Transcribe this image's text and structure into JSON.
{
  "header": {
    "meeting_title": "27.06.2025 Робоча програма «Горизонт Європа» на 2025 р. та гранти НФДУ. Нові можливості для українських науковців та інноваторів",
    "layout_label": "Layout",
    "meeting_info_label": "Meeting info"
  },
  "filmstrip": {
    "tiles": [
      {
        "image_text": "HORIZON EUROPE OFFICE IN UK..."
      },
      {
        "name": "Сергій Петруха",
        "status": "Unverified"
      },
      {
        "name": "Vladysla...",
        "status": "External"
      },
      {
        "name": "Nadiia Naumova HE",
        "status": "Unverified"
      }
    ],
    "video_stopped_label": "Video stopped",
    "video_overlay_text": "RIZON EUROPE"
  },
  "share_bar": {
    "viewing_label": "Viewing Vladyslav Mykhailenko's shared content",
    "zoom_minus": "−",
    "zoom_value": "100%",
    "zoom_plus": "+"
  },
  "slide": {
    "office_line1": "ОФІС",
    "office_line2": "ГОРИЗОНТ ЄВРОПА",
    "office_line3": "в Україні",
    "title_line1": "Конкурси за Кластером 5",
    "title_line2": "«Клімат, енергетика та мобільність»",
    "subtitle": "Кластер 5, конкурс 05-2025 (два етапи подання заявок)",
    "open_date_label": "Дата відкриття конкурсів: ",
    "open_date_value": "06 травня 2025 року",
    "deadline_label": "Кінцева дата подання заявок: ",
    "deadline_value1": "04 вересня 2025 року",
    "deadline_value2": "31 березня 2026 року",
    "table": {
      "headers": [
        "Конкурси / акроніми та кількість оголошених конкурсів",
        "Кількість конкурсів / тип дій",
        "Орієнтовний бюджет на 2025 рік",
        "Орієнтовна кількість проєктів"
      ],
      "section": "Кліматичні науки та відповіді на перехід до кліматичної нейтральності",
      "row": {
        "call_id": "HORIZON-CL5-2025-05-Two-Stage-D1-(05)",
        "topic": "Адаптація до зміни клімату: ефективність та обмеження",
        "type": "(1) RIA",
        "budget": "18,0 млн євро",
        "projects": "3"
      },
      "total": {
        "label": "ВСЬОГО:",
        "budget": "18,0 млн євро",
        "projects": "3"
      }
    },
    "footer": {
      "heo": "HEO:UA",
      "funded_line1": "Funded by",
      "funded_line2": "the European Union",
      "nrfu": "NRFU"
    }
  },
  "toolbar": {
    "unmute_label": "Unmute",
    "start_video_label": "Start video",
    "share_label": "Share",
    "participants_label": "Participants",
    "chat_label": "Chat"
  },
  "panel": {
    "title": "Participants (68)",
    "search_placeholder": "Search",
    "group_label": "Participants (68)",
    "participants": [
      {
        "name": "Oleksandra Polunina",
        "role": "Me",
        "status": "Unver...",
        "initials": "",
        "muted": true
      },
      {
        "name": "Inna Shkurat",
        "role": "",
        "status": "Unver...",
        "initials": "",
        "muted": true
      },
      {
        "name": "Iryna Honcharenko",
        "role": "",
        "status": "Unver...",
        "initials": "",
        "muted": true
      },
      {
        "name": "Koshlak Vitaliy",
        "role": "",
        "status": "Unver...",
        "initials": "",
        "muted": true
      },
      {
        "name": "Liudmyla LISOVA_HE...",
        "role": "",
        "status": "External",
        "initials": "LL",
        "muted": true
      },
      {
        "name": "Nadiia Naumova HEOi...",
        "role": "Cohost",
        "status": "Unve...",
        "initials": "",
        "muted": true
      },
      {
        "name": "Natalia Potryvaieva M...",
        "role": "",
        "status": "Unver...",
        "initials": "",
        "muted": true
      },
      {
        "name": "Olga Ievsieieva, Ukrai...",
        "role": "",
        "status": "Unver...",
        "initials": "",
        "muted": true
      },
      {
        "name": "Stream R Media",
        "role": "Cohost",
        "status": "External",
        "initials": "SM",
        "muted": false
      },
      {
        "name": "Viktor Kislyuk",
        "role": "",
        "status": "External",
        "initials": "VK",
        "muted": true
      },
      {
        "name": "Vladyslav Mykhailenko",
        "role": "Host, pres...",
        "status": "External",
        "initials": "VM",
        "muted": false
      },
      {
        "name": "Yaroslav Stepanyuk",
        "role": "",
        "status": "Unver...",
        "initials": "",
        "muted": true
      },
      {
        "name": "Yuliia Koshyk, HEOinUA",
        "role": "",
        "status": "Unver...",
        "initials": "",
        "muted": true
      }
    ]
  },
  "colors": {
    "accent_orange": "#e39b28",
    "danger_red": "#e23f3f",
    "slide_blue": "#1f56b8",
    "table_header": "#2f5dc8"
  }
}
+++++
** Requirement **
Of the lines in this data, how many contain "заявок"? Reply with only the number.

** Reply to the exercise **
2